--- TASK DETAILS ---
The material below should be written out in full and exactly; pictures stay out of the copy.

Stored entries:
____

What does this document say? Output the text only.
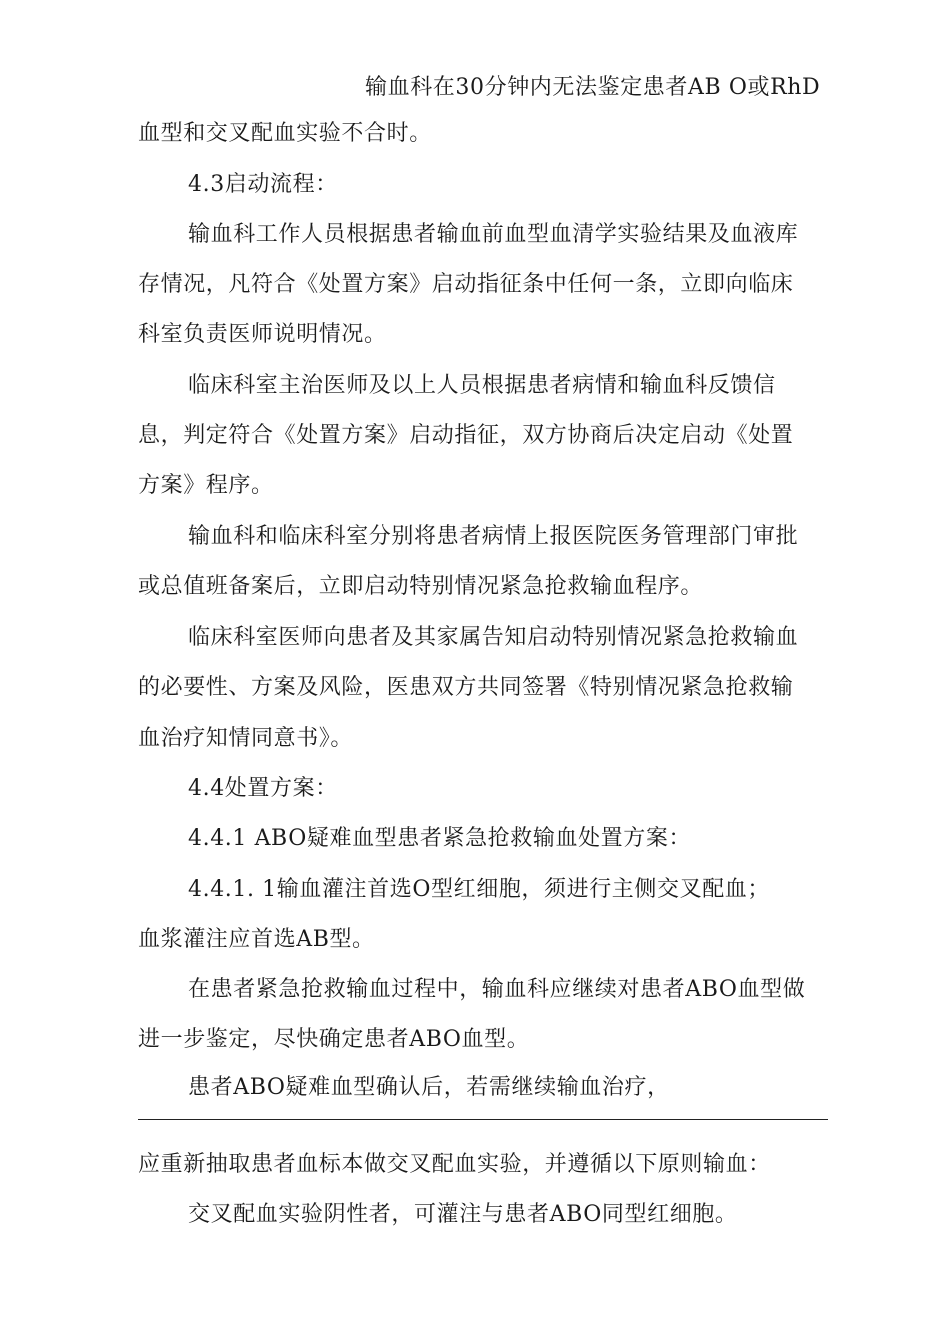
输血科在30分钟内无法鉴定患者AB O或RhD
血型和交叉配血实验不合时。
4.3启动流程：
输血科工作人员根据患者输血前血型血清学实验结果及血液库
存情况，凡符合《处置方案》启动指征条中任何一条，立即向临床
科室负责医师说明情况。
临床科室主治医师及以上人员根据患者病情和输血科反馈信
息，判定符合《处置方案》启动指征，双方协商后决定启动《处置
方案》程序。
输血科和临床科室分别将患者病情上报医院医务管理部门审批
或总值班备案后，立即启动特别情况紧急抢救输血程序。
临床科室医师向患者及其家属告知启动特别情况紧急抢救输血
的必要性、方案及风险，医患双方共同签署《特别情况紧急抢救输
血治疗知情同意书》。
4.4处置方案：
4.4.1 ABO疑难血型患者紧急抢救输血处置方案：
4.4.1. 1输血灌注首选O型红细胞，须进行主侧交叉配血；
血浆灌注应首选AB型。
在患者紧急抢救输血过程中，输血科应继续对患者ABO血型做
进一步鉴定，尽快确定患者ABO血型。
患者ABO疑难血型确认后，若需继续输血治疗，
应重新抽取患者血标本做交叉配血实验，并遵循以下原则输血：
交叉配血实验阴性者，可灌注与患者ABO同型红细胞。
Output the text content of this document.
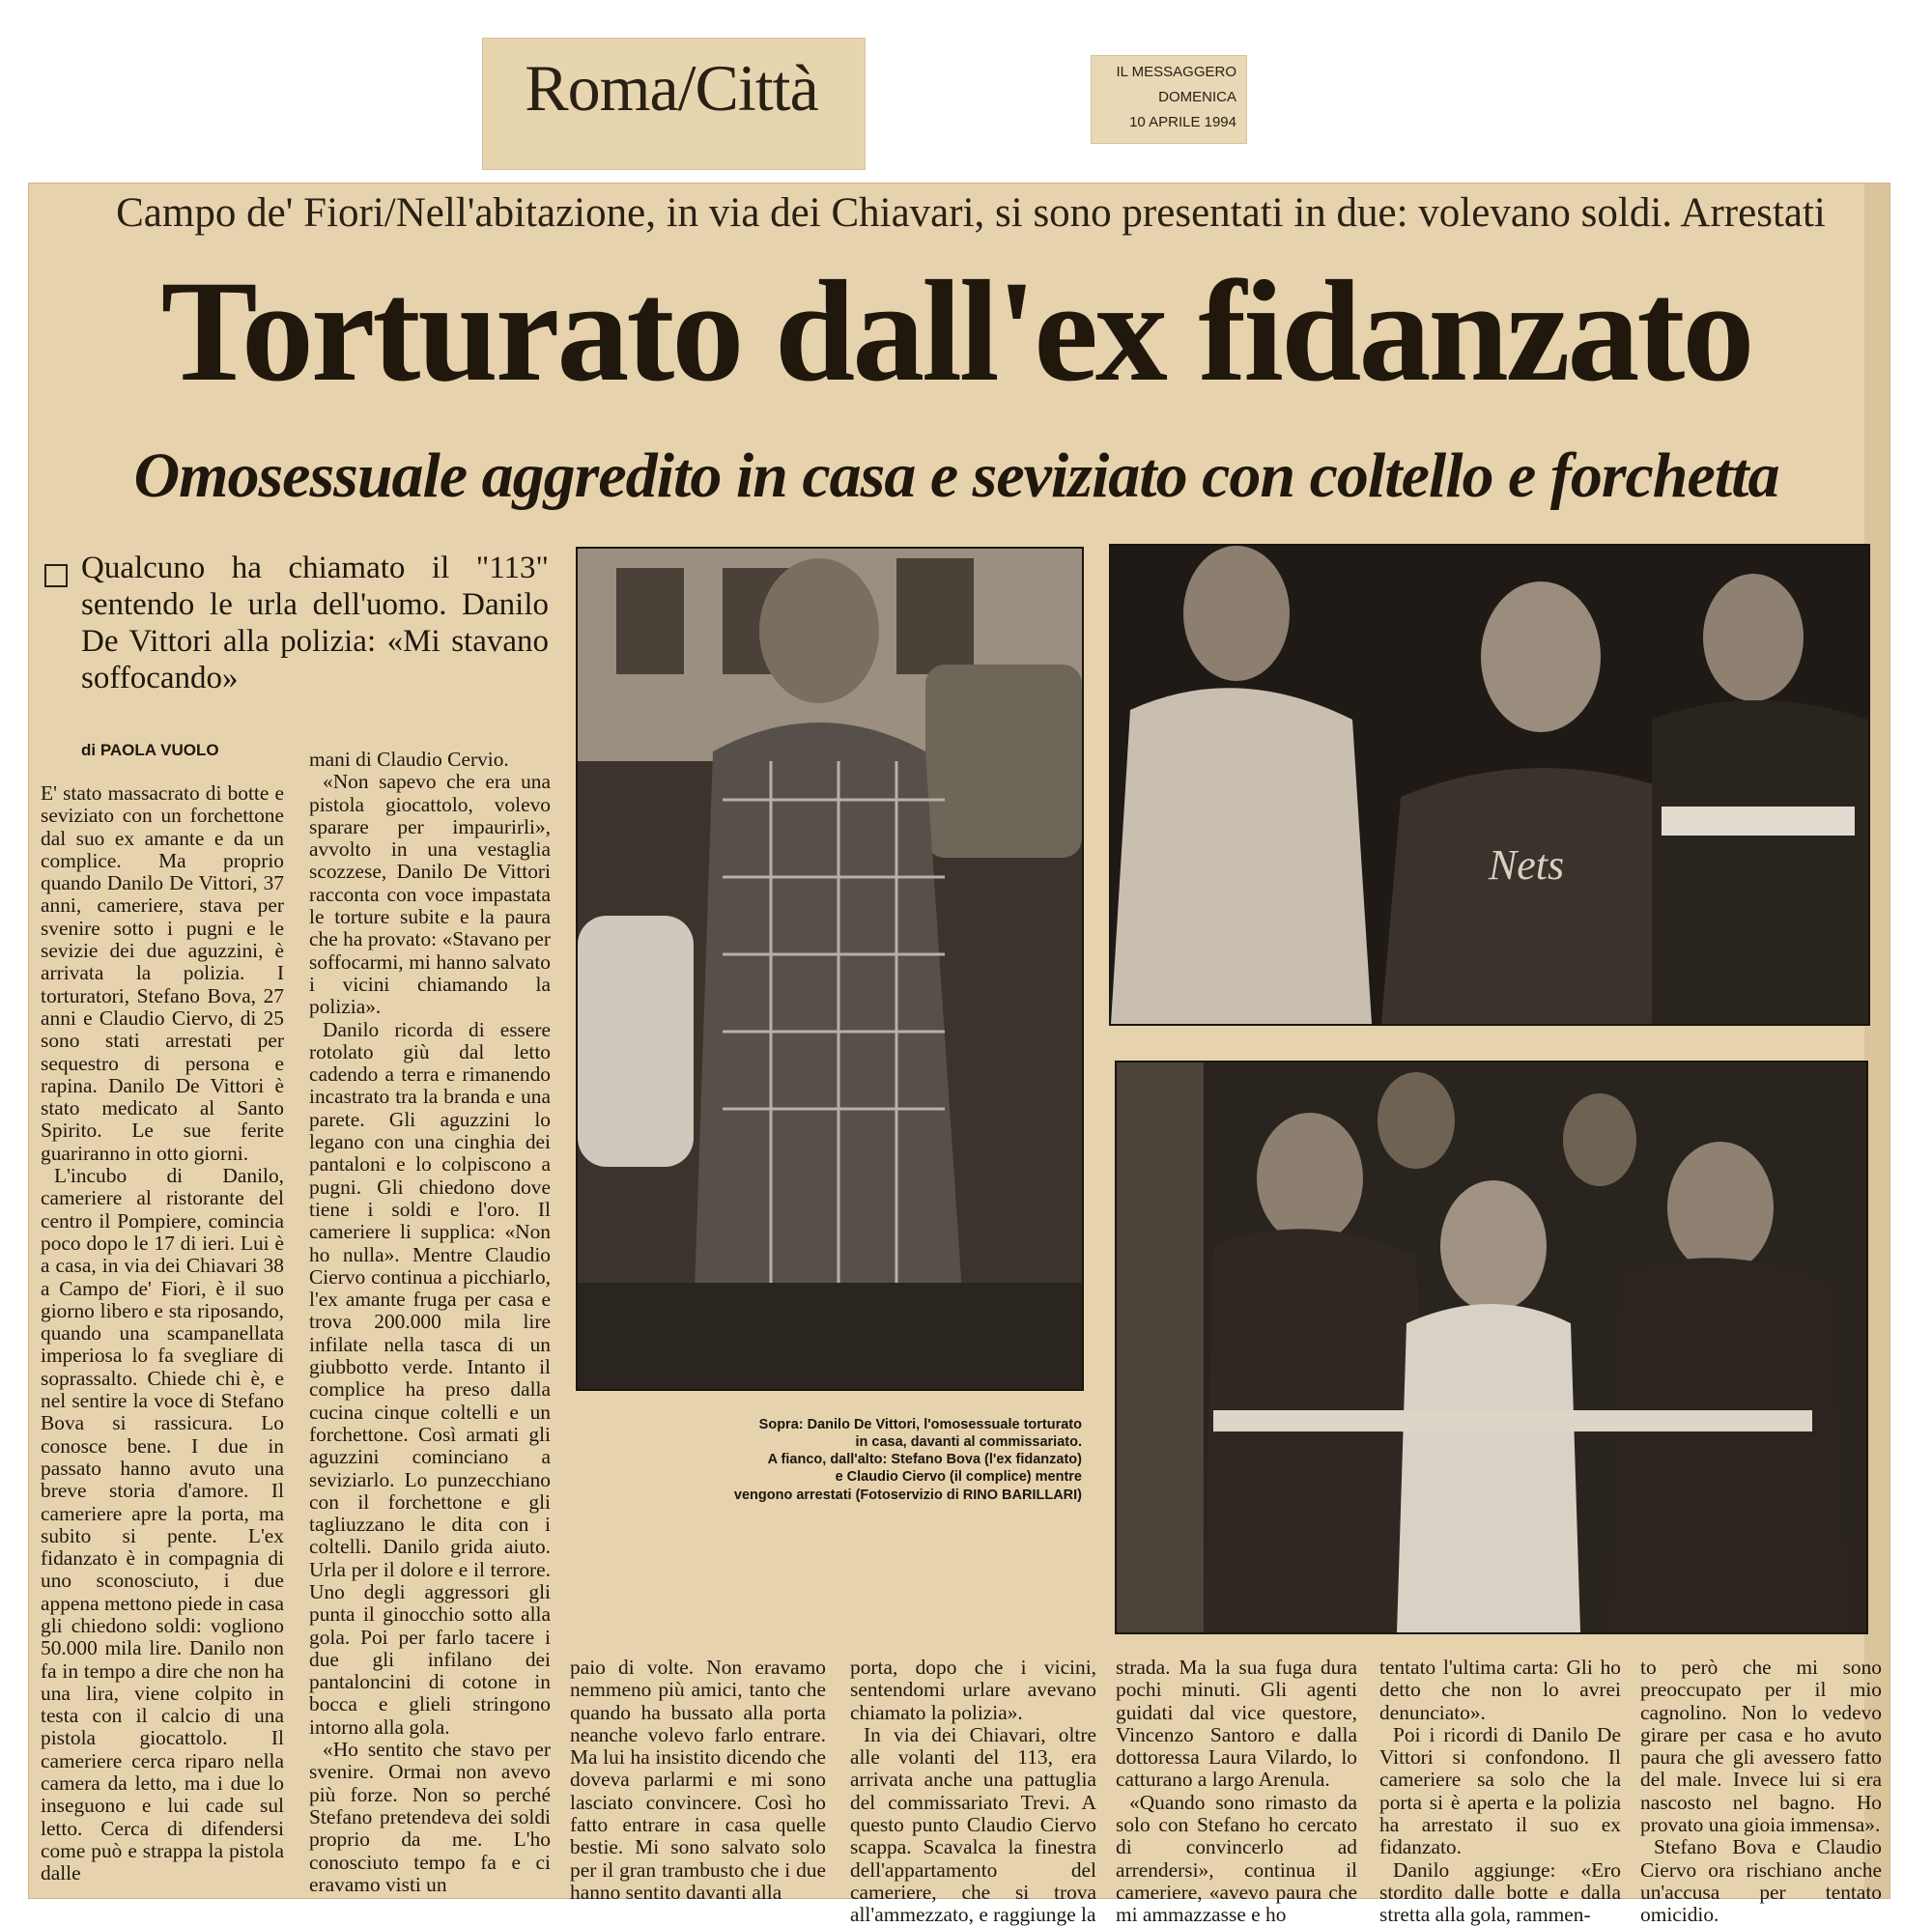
Roma/Città	IL MESSAGGERO
DOMENICA
10 APRILE 1994
Campo de' Fiori/Nell'abitazione, in via dei Chiavari, si sono presentati in due: volevano soldi. Arrestati
Torturato dall'ex fidanzato
Omosessuale aggredito in casa e seviziato con coltello e forchetta
Qualcuno ha chiamato il "113" sentendo le urla dell'uomo. Danilo De Vittori alla polizia: «Mi stavano soffocando»
di PAOLA VUOLO

E' stato massacrato di botte e seviziato con un forchettone dal suo ex amante e da un complice. Ma proprio quando Danilo De Vittori, 37 anni, cameriere, stava per svenire sotto i pugni e le sevizie dei due aguzzini, è arrivata la polizia. I torturatori, Stefano Bova, 27 anni e Claudio Ciervo, di 25 sono stati arrestati per sequestro di persona e rapina. Danilo De Vittori è stato medicato al Santo Spirito. Le sue ferite guariranno in otto giorni.

L'incubo di Danilo, cameriere al ristorante del centro il Pompiere, comincia poco dopo le 17 di ieri. Lui è a casa, in via dei Chiavari 38 a Campo de' Fiori, è il suo giorno libero e sta riposando, quando una scampanellata imperiosa lo fa svegliare di soprassalto. Chiede chi è, e nel sentire la voce di Stefano Bova si rassicura. Lo conosce bene. I due in passato hanno avuto una breve storia d'amore. Il cameriere apre la porta, ma subito si pente. L'ex fidanzato è in compagnia di uno sconosciuto, i due appena mettono piede in casa gli chiedono soldi: vogliono 50.000 mila lire. Danilo non fa in tempo a dire che non ha una lira, viene colpito in testa con il calcio di una pistola giocattolo. Il cameriere cerca riparo nella camera da letto, ma i due lo inseguono e lui cade sul letto. Cerca di difendersi come può e strappa la pistola dalle

mani di Claudio Cervio.

«Non sapevo che era una pistola giocattolo, volevo sparare per impaurirli», avvolto in una vestaglia scozzese, Danilo De Vittori racconta con voce impastata le torture subite e la paura che ha provato: «Stavano per soffocarmi, mi hanno salvato i vicini chiamando la polizia».

Danilo ricorda di essere rotolato giù dal letto cadendo a terra e rimanendo incastrato tra la branda e una parete. Gli aguzzini lo legano con una cinghia dei pantaloni e lo colpiscono a pugni. Gli chiedono dove tiene i soldi e l'oro. Il cameriere li supplica: «Non ho nulla». Mentre Claudio Ciervo continua a picchiarlo, l'ex amante fruga per casa e trova 200.000 mila lire infilate nella tasca di un giubbotto verde. Intanto il complice ha preso dalla cucina cinque coltelli e un forchettone. Così armati gli aguzzini cominciano a seviziarlo. Lo punzecchiano con il forchettone e gli tagliuzzano le dita con i coltelli. Danilo grida aiuto. Urla per il dolore e il terrore. Uno degli aggressori gli punta il ginocchio sotto alla gola. Poi per farlo tacere i due gli infilano dei pantaloncini di cotone in bocca e glieli stringono intorno alla gola.

«Ho sentito che stavo per svenire. Ormai non avevo più forze. Non so perché Stefano pretendeva dei soldi proprio da me. L'ho conosciuto tempo fa e ci eravamo visti un

paio di volte. Non eravamo nemmeno più amici, tanto che quando ha bussato alla porta neanche volevo farlo entrare. Ma lui ha insistito dicendo che doveva parlarmi e mi sono lasciato convincere. Così ho fatto entrare in casa quelle bestie. Mi sono salvato solo per il gran trambusto che i due hanno sentito davanti alla

porta, dopo che i vicini, sentendomi urlare avevano chiamato la polizia».

In via dei Chiavari, oltre alle volanti del 113, era arrivata anche una pattuglia del commissariato Trevi. A questo punto Claudio Ciervo scappa. Scavalca la finestra dell'appartamento del cameriere, che si trova all'ammezzato, e raggiunge la

strada. Ma la sua fuga dura pochi minuti. Gli agenti guidati dal vice questore, Vincenzo Santoro e dalla dottoressa Laura Vilardo, lo catturano a largo Arenula.

«Quando sono rimasto da solo con Stefano ho cercato di convincerlo ad arrendersi», continua il cameriere, «avevo paura che mi ammazzasse e ho

tentato l'ultima carta: Gli ho detto che non lo avrei denunciato».

Poi i ricordi di Danilo De Vittori si confondono. Il cameriere sa solo che la porta si è aperta e la polizia ha arrestato il suo ex fidanzato.

Danilo aggiunge: «Ero stordito dalle botte e dalla stretta alla gola, rammen-

to però che mi sono preoccupato per il mio cagnolino. Non lo vedevo girare per casa e ho avuto paura che gli avessero fatto del male. Invece lui si era nascosto nel bagno. Ho provato una gioia immensa».

Stefano Bova e Claudio Ciervo ora rischiano anche un'accusa per tentato omicidio.

Nets
Sopra: Danilo De Vittori, l'omosessuale torturato
in casa, davanti al commissariato.
A fianco, dall'alto: Stefano Bova (l'ex fidanzato)
e Claudio Ciervo (il complice) mentre
vengono arrestati (Fotoservizio di RINO BARILLARI)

____

--- EXPECTED OUTPUT ---
What does this document say? Output the text only.
输血科在30分钟内无法鉴定患者AB O或RhD
血型和交叉配血实验不合时。
4.3启动流程：
输血科工作人员根据患者输血前血型血清学实验结果及血液库
存情况，凡符合《处置方案》启动指征条中任何一条，立即向临床
科室负责医师说明情况。
临床科室主治医师及以上人员根据患者病情和输血科反馈信
息，判定符合《处置方案》启动指征，双方协商后决定启动《处置
方案》程序。
输血科和临床科室分别将患者病情上报医院医务管理部门审批
或总值班备案后，立即启动特别情况紧急抢救输血程序。
临床科室医师向患者及其家属告知启动特别情况紧急抢救输血
的必要性、方案及风险，医患双方共同签署《特别情况紧急抢救输
血治疗知情同意书》。
4.4处置方案：
4.4.1 ABO疑难血型患者紧急抢救输血处置方案：
4.4.1. 1输血灌注首选O型红细胞，须进行主侧交叉配血；
血浆灌注应首选AB型。
在患者紧急抢救输血过程中，输血科应继续对患者ABO血型做
进一步鉴定，尽快确定患者ABO血型。
患者ABO疑难血型确认后，若需继续输血治疗，
应重新抽取患者血标本做交叉配血实验，并遵循以下原则输血：
交叉配血实验阴性者，可灌注与患者ABO同型红细胞。
Output the text content of this document.
Roma/Città	IL MESSAGGERO
DOMENICA
10 APRILE 1994
Campo de' Fiori/Nell'abitazione, in via dei Chiavari, si sono presentati in due: volevano soldi. Arrestati
Torturato dall'ex fidanzato
Omosessuale aggredito in casa e seviziato con coltello e forchetta
Qualcuno ha chiamato il "113" sentendo le urla dell'uomo. Danilo De Vittori alla polizia: «Mi stavano soffocando»
di PAOLA VUOLO

E' stato massacrato di botte e seviziato con un forchettone dal suo ex amante e da un complice. Ma proprio quando Danilo De Vittori, 37 anni, cameriere, stava per svenire sotto i pugni e le sevizie dei due aguzzini, è arrivata la polizia. I torturatori, Stefano Bova, 27 anni e Claudio Ciervo, di 25 sono stati arrestati per sequestro di persona e rapina. Danilo De Vittori è stato medicato al Santo Spirito. Le sue ferite guariranno in otto giorni.

L'incubo di Danilo, cameriere al ristorante del centro il Pompiere, comincia poco dopo le 17 di ieri. Lui è a casa, in via dei Chiavari 38 a Campo de' Fiori, è il suo giorno libero e sta riposando, quando una scampanellata imperiosa lo fa svegliare di soprassalto. Chiede chi è, e nel sentire la voce di Stefano Bova si rassicura. Lo conosce bene. I due in passato hanno avuto una breve storia d'amore. Il cameriere apre la porta, ma subito si pente. L'ex fidanzato è in compagnia di uno sconosciuto, i due appena mettono piede in casa gli chiedono soldi: vogliono 50.000 mila lire. Danilo non fa in tempo a dire che non ha una lira, viene colpito in testa con il calcio di una pistola giocattolo. Il cameriere cerca riparo nella camera da letto, ma i due lo inseguono e lui cade sul letto. Cerca di difendersi come può e strappa la pistola dalle

mani di Claudio Cervio.

«Non sapevo che era una pistola giocattolo, volevo sparare per impaurirli», avvolto in una vestaglia scozzese, Danilo De Vittori racconta con voce impastata le torture subite e la paura che ha provato: «Stavano per soffocarmi, mi hanno salvato i vicini chiamando la polizia».

Danilo ricorda di essere rotolato giù dal letto cadendo a terra e rimanendo incastrato tra la branda e una parete. Gli aguzzini lo legano con una cinghia dei pantaloni e lo colpiscono a pugni. Gli chiedono dove tiene i soldi e l'oro. Il cameriere li supplica: «Non ho nulla». Mentre Claudio Ciervo continua a picchiarlo, l'ex amante fruga per casa e trova 200.000 mila lire infilate nella tasca di un giubbotto verde. Intanto il complice ha preso dalla cucina cinque coltelli e un forchettone. Così armati gli aguzzini cominciano a seviziarlo. Lo punzecchiano con il forchettone e gli tagliuzzano le dita con i coltelli. Danilo grida aiuto. Urla per il dolore e il terrore. Uno degli aggressori gli punta il ginocchio sotto alla gola. Poi per farlo tacere i due gli infilano dei pantaloncini di cotone in bocca e glieli stringono intorno alla gola.

«Ho sentito che stavo per svenire. Ormai non avevo più forze. Non so perché Stefano pretendeva dei soldi proprio da me. L'ho conosciuto tempo fa e ci eravamo visti un

paio di volte. Non eravamo nemmeno più amici, tanto che quando ha bussato alla porta neanche volevo farlo entrare. Ma lui ha insistito dicendo che doveva parlarmi e mi sono lasciato convincere. Così ho fatto entrare in casa quelle bestie. Mi sono salvato solo per il gran trambusto che i due hanno sentito davanti alla

porta, dopo che i vicini, sentendomi urlare avevano chiamato la polizia».

In via dei Chiavari, oltre alle volanti del 113, era arrivata anche una pattuglia del commissariato Trevi. A questo punto Claudio Ciervo scappa. Scavalca la finestra dell'appartamento del cameriere, che si trova all'ammezzato, e raggiunge la

strada. Ma la sua fuga dura pochi minuti. Gli agenti guidati dal vice questore, Vincenzo Santoro e dalla dottoressa Laura Vilardo, lo catturano a largo Arenula.

«Quando sono rimasto da solo con Stefano ho cercato di convincerlo ad arrendersi», continua il cameriere, «avevo paura che mi ammazzasse e ho

tentato l'ultima carta: Gli ho detto che non lo avrei denunciato».

Poi i ricordi di Danilo De Vittori si confondono. Il cameriere sa solo che la porta si è aperta e la polizia ha arrestato il suo ex fidanzato.

Danilo aggiunge: «Ero stordito dalle botte e dalla stretta alla gola, rammen-

to però che mi sono preoccupato per il mio cagnolino. Non lo vedevo girare per casa e ho avuto paura che gli avessero fatto del male. Invece lui si era nascosto nel bagno. Ho provato una gioia immensa».

Stefano Bova e Claudio Ciervo ora rischiano anche un'accusa per tentato omicidio.

Nets
Sopra: Danilo De Vittori, l'omosessuale torturato
in casa, davanti al commissariato.
A fianco, dall'alto: Stefano Bova (l'ex fidanzato)
e Claudio Ciervo (il complice) mentre
vengono arrestati (Fotoservizio di RINO BARILLARI)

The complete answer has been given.